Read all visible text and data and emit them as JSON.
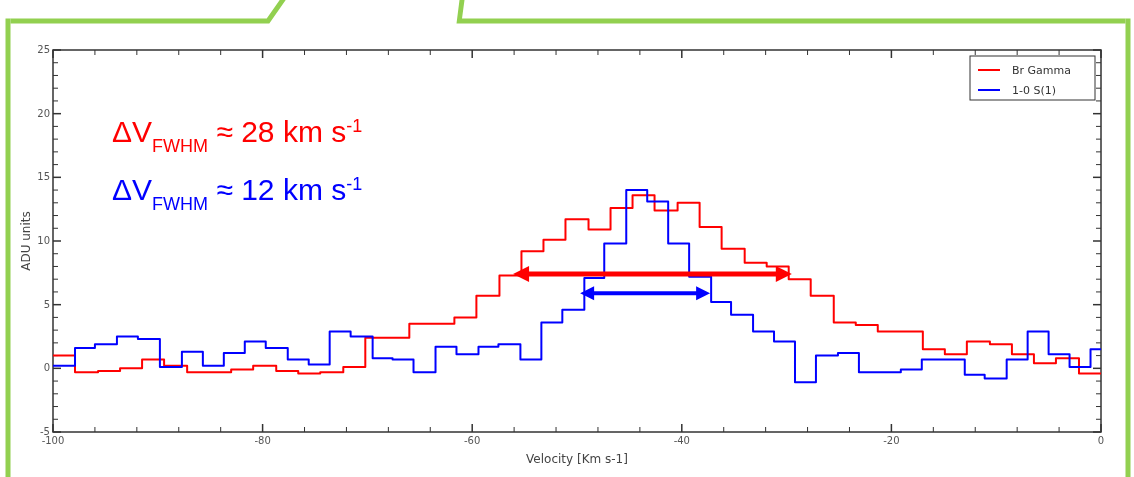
{
  "chart_data": {
    "type": "step",
    "xlabel": "Velocity [Km s-1]",
    "ylabel": "ADU units",
    "xlim": [
      -100,
      0
    ],
    "xticks": [
      -100,
      -80,
      -60,
      -40,
      -20,
      0
    ],
    "ylim": [
      -5,
      25
    ],
    "yticks": [
      -5,
      0,
      5,
      10,
      15,
      20,
      25
    ],
    "grid": false,
    "legend": "top right",
    "marker": "none",
    "line_style": "solid",
    "annotations": [
      "ΔV$_{FWHM}$ ≈ 28 km s$^{-1}$",
      "ΔV$_{FWHM}$ ≈ 12 km s$^{-1}$"
    ],
    "series": [
      {
        "name": "Br Gamma",
        "color": "#ff0000",
        "x": [
          -100,
          -97.9,
          -95.7,
          -93.6,
          -91.5,
          -89.4,
          -87.2,
          -85.1,
          -83,
          -80.9,
          -78.7,
          -76.6,
          -74.5,
          -72.3,
          -70.2,
          -68.1,
          -66,
          -63.8,
          -61.7,
          -59.6,
          -57.4,
          -55.3,
          -53.2,
          -51.1,
          -48.9,
          -46.8,
          -44.7,
          -42.6,
          -40.4,
          -38.3,
          -36.2,
          -34,
          -31.9,
          -29.8,
          -27.7,
          -25.5,
          -23.4,
          -21.3,
          -19.1,
          -17,
          -14.9,
          -12.8,
          -10.6,
          -8.5,
          -6.4,
          -4.3,
          -2.1,
          0
        ],
        "values": [
          1.0,
          -0.3,
          -0.2,
          0.0,
          0.7,
          0.2,
          -0.3,
          -0.3,
          -0.1,
          0.2,
          -0.2,
          -0.4,
          -0.3,
          0.1,
          2.4,
          2.4,
          3.5,
          3.5,
          4.0,
          5.7,
          7.3,
          9.2,
          10.1,
          11.7,
          10.9,
          12.6,
          13.6,
          12.4,
          13.0,
          11.1,
          9.4,
          8.3,
          8.0,
          7.0,
          5.7,
          3.6,
          3.4,
          2.9,
          2.9,
          1.5,
          1.1,
          2.1,
          1.9,
          1.1,
          0.4,
          0.8,
          -0.4,
          -0.4
        ]
      },
      {
        "name": "1-0 S(1)",
        "color": "#0000ff",
        "x": [
          -100,
          -97.9,
          -96,
          -93.9,
          -91.9,
          -89.8,
          -87.7,
          -85.7,
          -83.7,
          -81.7,
          -79.7,
          -77.6,
          -75.6,
          -73.6,
          -71.6,
          -69.5,
          -67.6,
          -65.6,
          -63.5,
          -61.5,
          -59.4,
          -57.5,
          -55.4,
          -53.4,
          -51.4,
          -49.3,
          -47.4,
          -45.3,
          -43.3,
          -41.3,
          -39.3,
          -37.2,
          -35.3,
          -33.2,
          -31.2,
          -29.2,
          -27.2,
          -25.1,
          -23.1,
          -21.1,
          -19.1,
          -17.1,
          -15,
          -13,
          -11.1,
          -9,
          -7,
          -5,
          -3,
          -1,
          0
        ],
        "values": [
          0.2,
          1.6,
          1.9,
          2.5,
          2.3,
          0.1,
          1.3,
          0.2,
          1.2,
          2.1,
          1.6,
          0.7,
          0.3,
          2.9,
          2.5,
          0.8,
          0.7,
          -0.3,
          1.7,
          1.1,
          1.7,
          1.9,
          0.7,
          3.6,
          4.6,
          7.1,
          9.8,
          14.0,
          13.1,
          9.8,
          7.2,
          5.2,
          4.2,
          2.9,
          2.1,
          -1.1,
          1.0,
          1.2,
          -0.3,
          -0.3,
          -0.1,
          0.7,
          0.7,
          -0.5,
          -0.8,
          0.7,
          2.9,
          1.1,
          0.1,
          1.5,
          1.5
        ]
      }
    ]
  }
}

Exercise prompt:
Reproduce the material word for word, minus the images.

Response to this task:
Read all visible text and data and emit them as JSON.
{
  "chart_data": {
    "type": "step",
    "xlabel": "Velocity [Km s-1]",
    "ylabel": "ADU units",
    "xlim": [
      -100,
      0
    ],
    "xticks": [
      -100,
      -80,
      -60,
      -40,
      -20,
      0
    ],
    "ylim": [
      -5,
      25
    ],
    "yticks": [
      -5,
      0,
      5,
      10,
      15,
      20,
      25
    ],
    "grid": false,
    "legend": "top right",
    "marker": "none",
    "line_style": "solid",
    "annotations": [
      "ΔV$_{FWHM}$ ≈ 28 km s$^{-1}$",
      "ΔV$_{FWHM}$ ≈ 12 km s$^{-1}$"
    ],
    "series": [
      {
        "name": "Br Gamma",
        "color": "#ff0000",
        "x": [
          -100,
          -97.9,
          -95.7,
          -93.6,
          -91.5,
          -89.4,
          -87.2,
          -85.1,
          -83,
          -80.9,
          -78.7,
          -76.6,
          -74.5,
          -72.3,
          -70.2,
          -68.1,
          -66,
          -63.8,
          -61.7,
          -59.6,
          -57.4,
          -55.3,
          -53.2,
          -51.1,
          -48.9,
          -46.8,
          -44.7,
          -42.6,
          -40.4,
          -38.3,
          -36.2,
          -34,
          -31.9,
          -29.8,
          -27.7,
          -25.5,
          -23.4,
          -21.3,
          -19.1,
          -17,
          -14.9,
          -12.8,
          -10.6,
          -8.5,
          -6.4,
          -4.3,
          -2.1,
          0
        ],
        "values": [
          1.0,
          -0.3,
          -0.2,
          0.0,
          0.7,
          0.2,
          -0.3,
          -0.3,
          -0.1,
          0.2,
          -0.2,
          -0.4,
          -0.3,
          0.1,
          2.4,
          2.4,
          3.5,
          3.5,
          4.0,
          5.7,
          7.3,
          9.2,
          10.1,
          11.7,
          10.9,
          12.6,
          13.6,
          12.4,
          13.0,
          11.1,
          9.4,
          8.3,
          8.0,
          7.0,
          5.7,
          3.6,
          3.4,
          2.9,
          2.9,
          1.5,
          1.1,
          2.1,
          1.9,
          1.1,
          0.4,
          0.8,
          -0.4,
          -0.4
        ]
      },
      {
        "name": "1-0 S(1)",
        "color": "#0000ff",
        "x": [
          -100,
          -97.9,
          -96,
          -93.9,
          -91.9,
          -89.8,
          -87.7,
          -85.7,
          -83.7,
          -81.7,
          -79.7,
          -77.6,
          -75.6,
          -73.6,
          -71.6,
          -69.5,
          -67.6,
          -65.6,
          -63.5,
          -61.5,
          -59.4,
          -57.5,
          -55.4,
          -53.4,
          -51.4,
          -49.3,
          -47.4,
          -45.3,
          -43.3,
          -41.3,
          -39.3,
          -37.2,
          -35.3,
          -33.2,
          -31.2,
          -29.2,
          -27.2,
          -25.1,
          -23.1,
          -21.1,
          -19.1,
          -17.1,
          -15,
          -13,
          -11.1,
          -9,
          -7,
          -5,
          -3,
          -1,
          0
        ],
        "values": [
          0.2,
          1.6,
          1.9,
          2.5,
          2.3,
          0.1,
          1.3,
          0.2,
          1.2,
          2.1,
          1.6,
          0.7,
          0.3,
          2.9,
          2.5,
          0.8,
          0.7,
          -0.3,
          1.7,
          1.1,
          1.7,
          1.9,
          0.7,
          3.6,
          4.6,
          7.1,
          9.8,
          14.0,
          13.1,
          9.8,
          7.2,
          5.2,
          4.2,
          2.9,
          2.1,
          -1.1,
          1.0,
          1.2,
          -0.3,
          -0.3,
          -0.1,
          0.7,
          0.7,
          -0.5,
          -0.8,
          0.7,
          2.9,
          1.1,
          0.1,
          1.5,
          1.5
        ]
      }
    ]
  }
}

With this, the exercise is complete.